EXERCISE TASK:
Count every line below that contains "Schweiz", then state the total with no other output.

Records

════════════════════

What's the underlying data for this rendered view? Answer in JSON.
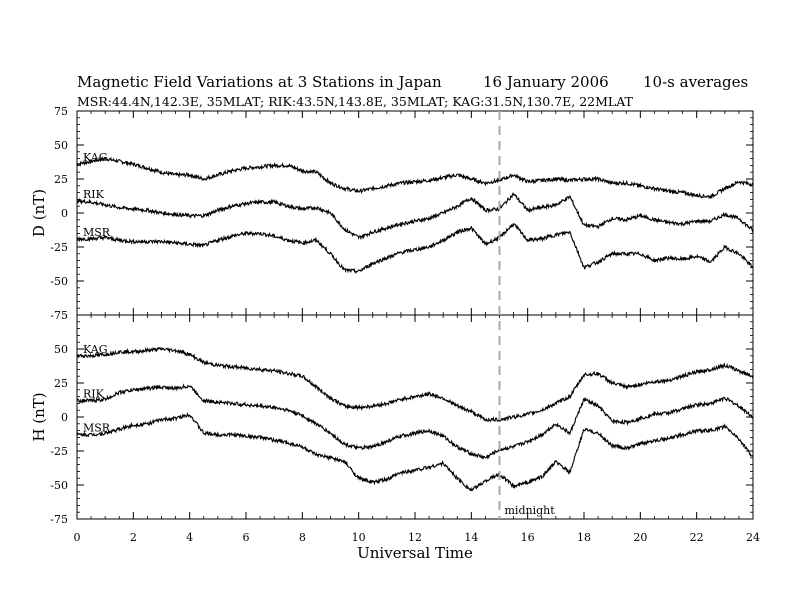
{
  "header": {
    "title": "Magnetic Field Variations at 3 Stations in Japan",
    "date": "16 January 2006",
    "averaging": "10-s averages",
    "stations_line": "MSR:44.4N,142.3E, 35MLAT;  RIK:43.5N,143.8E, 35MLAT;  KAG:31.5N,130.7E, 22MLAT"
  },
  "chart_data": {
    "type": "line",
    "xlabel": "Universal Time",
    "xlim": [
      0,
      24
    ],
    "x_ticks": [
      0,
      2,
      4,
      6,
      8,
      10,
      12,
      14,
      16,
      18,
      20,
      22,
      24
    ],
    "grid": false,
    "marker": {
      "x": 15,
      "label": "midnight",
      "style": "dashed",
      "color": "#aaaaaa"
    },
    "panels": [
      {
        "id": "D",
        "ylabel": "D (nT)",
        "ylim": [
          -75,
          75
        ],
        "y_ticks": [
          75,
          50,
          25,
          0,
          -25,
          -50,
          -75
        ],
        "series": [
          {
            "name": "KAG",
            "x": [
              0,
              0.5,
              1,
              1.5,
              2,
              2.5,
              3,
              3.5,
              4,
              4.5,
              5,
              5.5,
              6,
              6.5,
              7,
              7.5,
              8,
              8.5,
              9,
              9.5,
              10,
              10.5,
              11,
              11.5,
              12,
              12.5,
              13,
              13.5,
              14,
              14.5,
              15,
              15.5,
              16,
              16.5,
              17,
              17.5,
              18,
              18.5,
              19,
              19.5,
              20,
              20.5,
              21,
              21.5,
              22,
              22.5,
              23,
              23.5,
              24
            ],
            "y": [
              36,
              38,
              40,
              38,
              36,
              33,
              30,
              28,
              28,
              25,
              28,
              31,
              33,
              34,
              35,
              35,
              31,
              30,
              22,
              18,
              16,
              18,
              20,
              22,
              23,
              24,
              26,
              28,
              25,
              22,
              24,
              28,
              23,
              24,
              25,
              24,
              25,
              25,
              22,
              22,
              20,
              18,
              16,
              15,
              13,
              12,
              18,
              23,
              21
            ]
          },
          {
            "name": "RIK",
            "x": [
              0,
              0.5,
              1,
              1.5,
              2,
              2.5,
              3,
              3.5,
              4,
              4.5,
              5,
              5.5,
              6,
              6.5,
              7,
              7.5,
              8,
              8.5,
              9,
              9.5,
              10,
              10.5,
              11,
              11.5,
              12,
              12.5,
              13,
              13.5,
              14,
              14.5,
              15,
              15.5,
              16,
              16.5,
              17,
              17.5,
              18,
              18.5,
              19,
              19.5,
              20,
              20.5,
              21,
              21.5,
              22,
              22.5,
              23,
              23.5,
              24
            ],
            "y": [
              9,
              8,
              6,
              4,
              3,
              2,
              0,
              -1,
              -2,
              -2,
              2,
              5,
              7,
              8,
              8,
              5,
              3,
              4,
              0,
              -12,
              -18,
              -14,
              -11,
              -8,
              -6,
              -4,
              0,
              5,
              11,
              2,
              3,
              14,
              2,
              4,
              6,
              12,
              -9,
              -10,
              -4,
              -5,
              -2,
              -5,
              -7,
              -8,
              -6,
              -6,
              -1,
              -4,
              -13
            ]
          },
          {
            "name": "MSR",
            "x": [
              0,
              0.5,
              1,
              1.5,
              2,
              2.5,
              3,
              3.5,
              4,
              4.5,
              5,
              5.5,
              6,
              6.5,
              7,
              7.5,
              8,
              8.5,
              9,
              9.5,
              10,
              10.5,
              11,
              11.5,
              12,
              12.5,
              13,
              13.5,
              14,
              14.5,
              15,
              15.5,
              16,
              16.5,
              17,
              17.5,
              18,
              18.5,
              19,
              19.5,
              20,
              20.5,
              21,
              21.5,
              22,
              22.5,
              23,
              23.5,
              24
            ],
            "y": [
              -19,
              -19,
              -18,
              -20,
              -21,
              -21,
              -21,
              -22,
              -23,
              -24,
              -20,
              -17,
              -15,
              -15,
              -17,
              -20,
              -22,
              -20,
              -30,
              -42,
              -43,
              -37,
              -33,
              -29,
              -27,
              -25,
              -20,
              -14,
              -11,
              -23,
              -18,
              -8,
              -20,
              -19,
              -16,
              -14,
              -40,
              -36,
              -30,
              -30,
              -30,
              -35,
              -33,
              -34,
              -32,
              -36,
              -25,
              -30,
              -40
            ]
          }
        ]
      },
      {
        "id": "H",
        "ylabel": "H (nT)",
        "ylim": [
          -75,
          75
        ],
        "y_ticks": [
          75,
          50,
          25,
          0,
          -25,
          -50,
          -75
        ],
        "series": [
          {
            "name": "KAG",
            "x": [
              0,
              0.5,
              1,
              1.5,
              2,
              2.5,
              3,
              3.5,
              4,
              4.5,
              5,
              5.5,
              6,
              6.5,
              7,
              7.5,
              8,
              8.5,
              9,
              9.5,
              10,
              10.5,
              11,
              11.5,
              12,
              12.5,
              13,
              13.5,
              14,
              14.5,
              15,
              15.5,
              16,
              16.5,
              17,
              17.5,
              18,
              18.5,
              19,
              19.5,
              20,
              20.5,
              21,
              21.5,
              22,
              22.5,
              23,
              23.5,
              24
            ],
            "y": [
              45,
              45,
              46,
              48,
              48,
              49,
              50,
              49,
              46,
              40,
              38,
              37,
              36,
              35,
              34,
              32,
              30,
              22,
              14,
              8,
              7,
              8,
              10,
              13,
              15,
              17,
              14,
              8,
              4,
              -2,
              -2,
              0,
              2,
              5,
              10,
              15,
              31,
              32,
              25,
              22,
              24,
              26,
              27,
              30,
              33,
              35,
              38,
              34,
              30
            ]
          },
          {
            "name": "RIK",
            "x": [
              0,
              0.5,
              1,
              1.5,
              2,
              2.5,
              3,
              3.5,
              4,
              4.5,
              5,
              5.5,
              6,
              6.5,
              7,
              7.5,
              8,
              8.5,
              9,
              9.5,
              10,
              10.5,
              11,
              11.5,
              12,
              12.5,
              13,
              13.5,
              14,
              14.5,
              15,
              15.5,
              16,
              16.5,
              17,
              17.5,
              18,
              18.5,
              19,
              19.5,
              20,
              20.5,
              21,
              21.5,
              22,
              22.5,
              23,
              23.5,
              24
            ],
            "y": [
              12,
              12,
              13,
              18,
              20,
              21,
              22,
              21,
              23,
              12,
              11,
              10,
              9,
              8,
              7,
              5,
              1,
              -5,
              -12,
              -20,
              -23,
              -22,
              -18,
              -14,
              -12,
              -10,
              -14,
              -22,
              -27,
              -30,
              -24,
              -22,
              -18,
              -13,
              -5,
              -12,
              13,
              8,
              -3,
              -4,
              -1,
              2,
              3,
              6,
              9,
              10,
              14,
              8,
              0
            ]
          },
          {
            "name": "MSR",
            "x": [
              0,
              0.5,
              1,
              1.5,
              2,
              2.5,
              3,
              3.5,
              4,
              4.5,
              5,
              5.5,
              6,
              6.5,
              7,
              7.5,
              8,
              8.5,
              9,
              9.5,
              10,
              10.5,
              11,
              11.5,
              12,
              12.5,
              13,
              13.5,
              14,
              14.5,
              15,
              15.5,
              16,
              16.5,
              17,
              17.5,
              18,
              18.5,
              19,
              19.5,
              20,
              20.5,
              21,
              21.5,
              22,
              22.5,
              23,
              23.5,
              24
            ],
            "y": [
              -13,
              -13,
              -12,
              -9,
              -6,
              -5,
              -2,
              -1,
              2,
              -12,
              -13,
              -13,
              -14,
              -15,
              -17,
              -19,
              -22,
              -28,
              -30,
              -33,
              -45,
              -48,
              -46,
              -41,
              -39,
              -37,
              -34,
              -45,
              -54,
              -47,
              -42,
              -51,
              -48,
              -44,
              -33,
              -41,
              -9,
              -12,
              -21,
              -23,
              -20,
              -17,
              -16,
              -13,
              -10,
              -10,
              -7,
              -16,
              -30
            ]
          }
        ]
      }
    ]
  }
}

════════════════════

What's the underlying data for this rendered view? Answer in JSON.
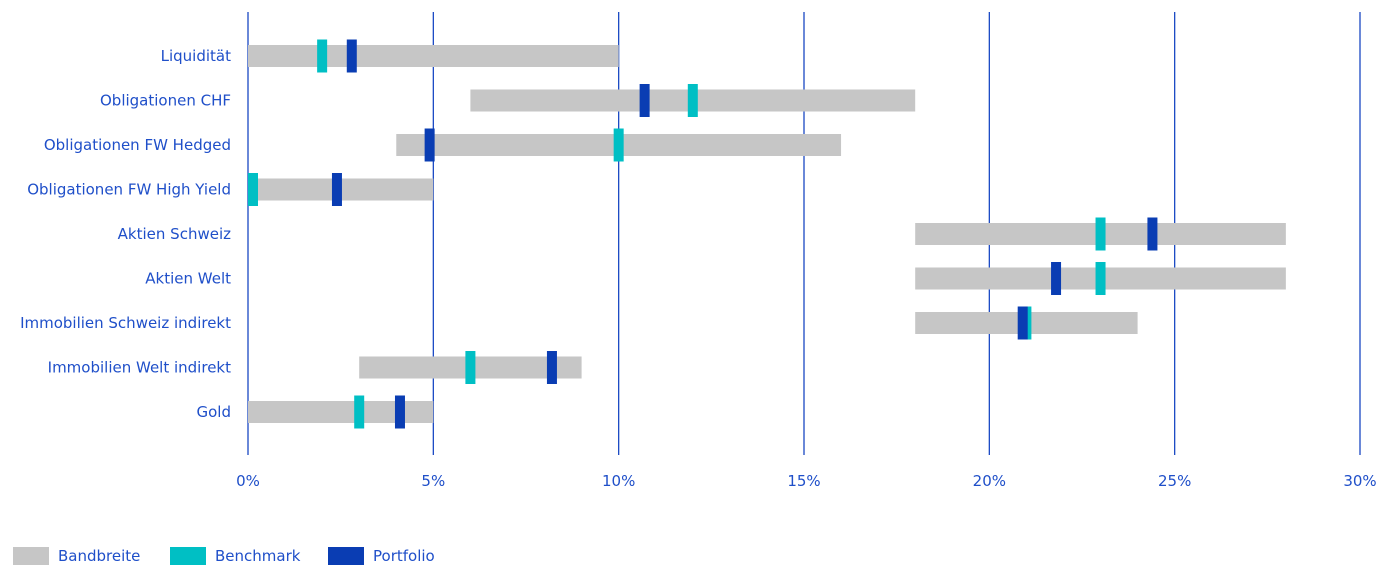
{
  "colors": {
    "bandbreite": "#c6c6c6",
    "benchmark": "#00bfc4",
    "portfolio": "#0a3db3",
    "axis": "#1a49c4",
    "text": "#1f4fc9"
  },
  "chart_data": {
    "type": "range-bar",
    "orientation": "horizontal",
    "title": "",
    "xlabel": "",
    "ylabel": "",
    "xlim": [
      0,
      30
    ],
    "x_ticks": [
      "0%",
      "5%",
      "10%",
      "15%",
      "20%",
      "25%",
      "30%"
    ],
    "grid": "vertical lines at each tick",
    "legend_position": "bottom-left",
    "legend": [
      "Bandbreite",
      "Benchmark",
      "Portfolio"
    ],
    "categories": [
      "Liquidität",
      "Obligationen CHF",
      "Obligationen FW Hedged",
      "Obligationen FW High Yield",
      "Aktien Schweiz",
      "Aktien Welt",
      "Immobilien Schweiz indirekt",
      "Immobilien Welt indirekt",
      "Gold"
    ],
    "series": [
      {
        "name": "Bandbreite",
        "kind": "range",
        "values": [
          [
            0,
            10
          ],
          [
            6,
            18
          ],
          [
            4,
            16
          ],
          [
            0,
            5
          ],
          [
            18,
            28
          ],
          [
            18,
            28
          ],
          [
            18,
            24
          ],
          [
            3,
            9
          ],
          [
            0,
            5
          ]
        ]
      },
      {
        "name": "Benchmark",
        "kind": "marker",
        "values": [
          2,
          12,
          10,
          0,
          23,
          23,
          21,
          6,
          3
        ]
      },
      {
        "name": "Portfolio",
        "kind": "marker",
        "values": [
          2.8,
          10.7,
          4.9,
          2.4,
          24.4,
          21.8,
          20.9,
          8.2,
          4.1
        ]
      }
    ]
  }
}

════════════════════

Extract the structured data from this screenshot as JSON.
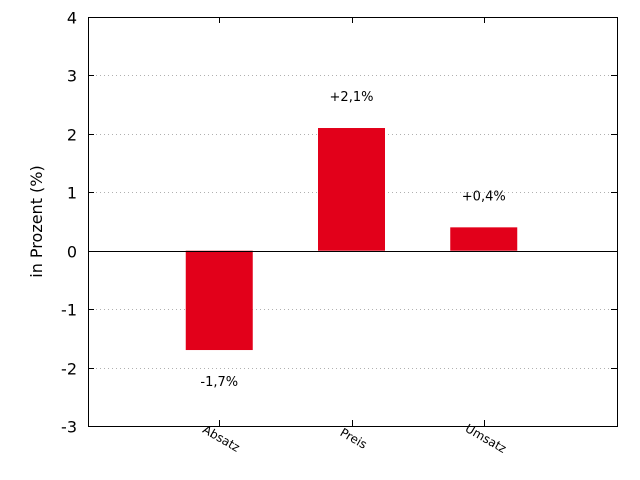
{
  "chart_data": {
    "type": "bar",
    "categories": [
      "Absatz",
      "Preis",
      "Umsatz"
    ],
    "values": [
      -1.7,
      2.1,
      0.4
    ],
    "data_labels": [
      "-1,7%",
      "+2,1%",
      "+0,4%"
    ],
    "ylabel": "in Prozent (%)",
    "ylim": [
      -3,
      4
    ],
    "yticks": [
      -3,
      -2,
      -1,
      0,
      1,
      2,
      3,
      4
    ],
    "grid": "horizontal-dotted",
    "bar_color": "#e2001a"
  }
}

════════════════════

FINISHED TASK:
2